__Exercise prompt__:
Repeat the entries below exactly as they appear, with no pictures.

__Records shown__:

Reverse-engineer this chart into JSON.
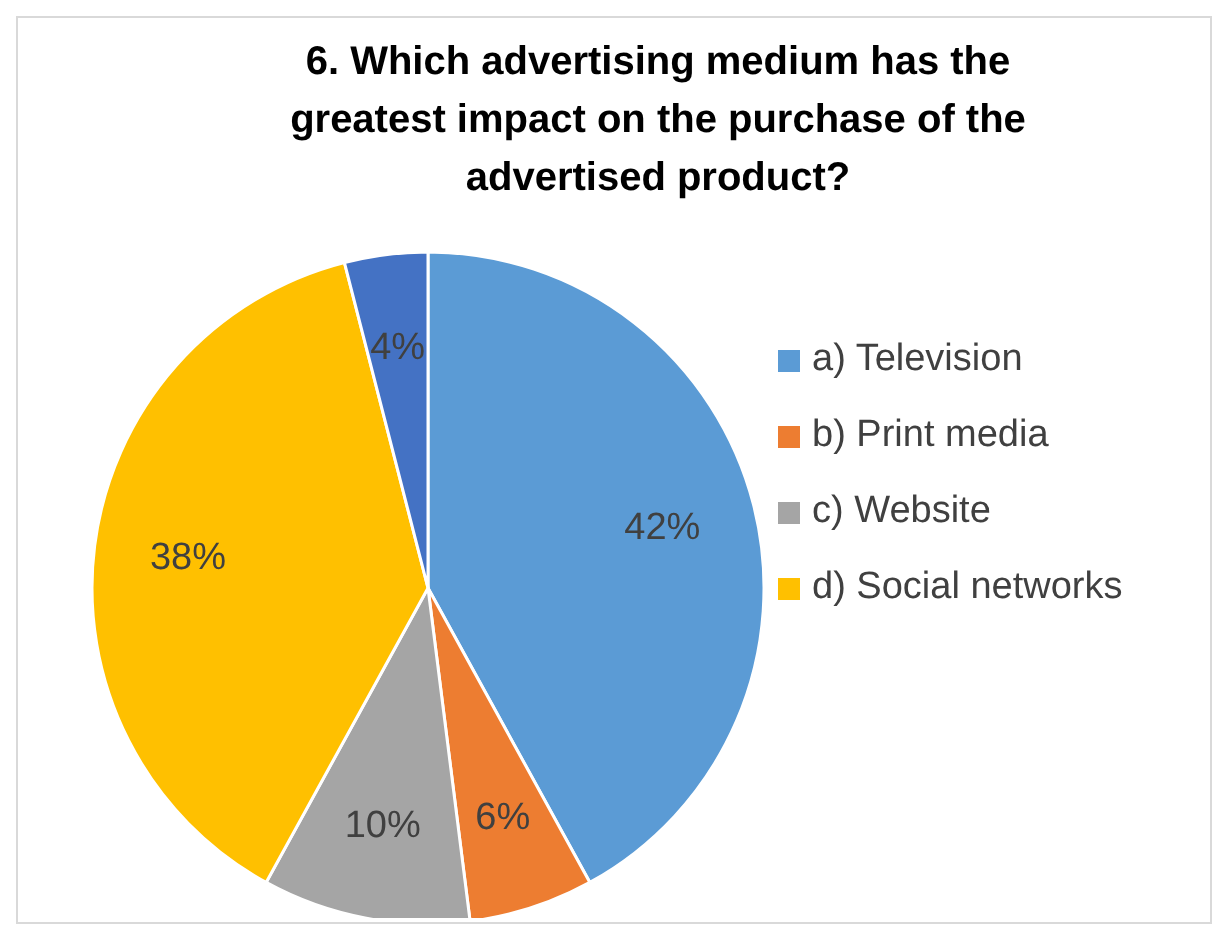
{
  "chart_data": {
    "type": "pie",
    "title": "6. Which advertising medium has the greatest impact on the purchase of the advertised product?",
    "categories": [
      "a) Television",
      "b) Print media",
      "c) Website",
      "d) Social networks",
      null
    ],
    "values": [
      42,
      6,
      10,
      38,
      4
    ],
    "colors": [
      "#5b9bd5",
      "#ed7d31",
      "#a5a5a5",
      "#ffc000",
      "#4472c4"
    ],
    "value_labels": [
      "42%",
      "6%",
      "10%",
      "38%",
      "4%"
    ],
    "legend": "right"
  }
}
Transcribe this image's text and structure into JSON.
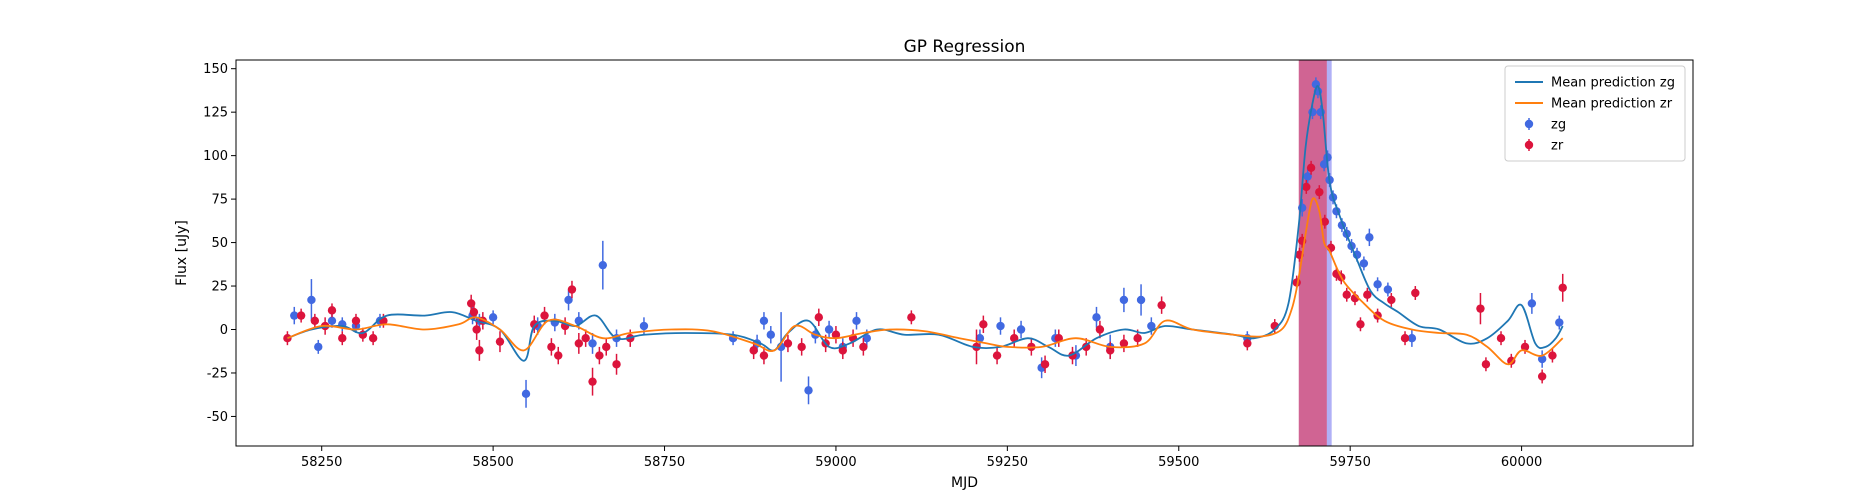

__Correct output__:
Reverse-engineer this chart into JSON.
{
  "chart_data": {
    "type": "pie",
    "title": "6. Which advertising medium has the greatest impact on the purchase of the advertised product?",
    "categories": [
      "a) Television",
      "b) Print media",
      "c) Website",
      "d) Social networks",
      null
    ],
    "values": [
      42,
      6,
      10,
      38,
      4
    ],
    "colors": [
      "#5b9bd5",
      "#ed7d31",
      "#a5a5a5",
      "#ffc000",
      "#4472c4"
    ],
    "value_labels": [
      "42%",
      "6%",
      "10%",
      "38%",
      "4%"
    ],
    "legend": "right"
  }
}
Transcribe this image's text and structure into JSON.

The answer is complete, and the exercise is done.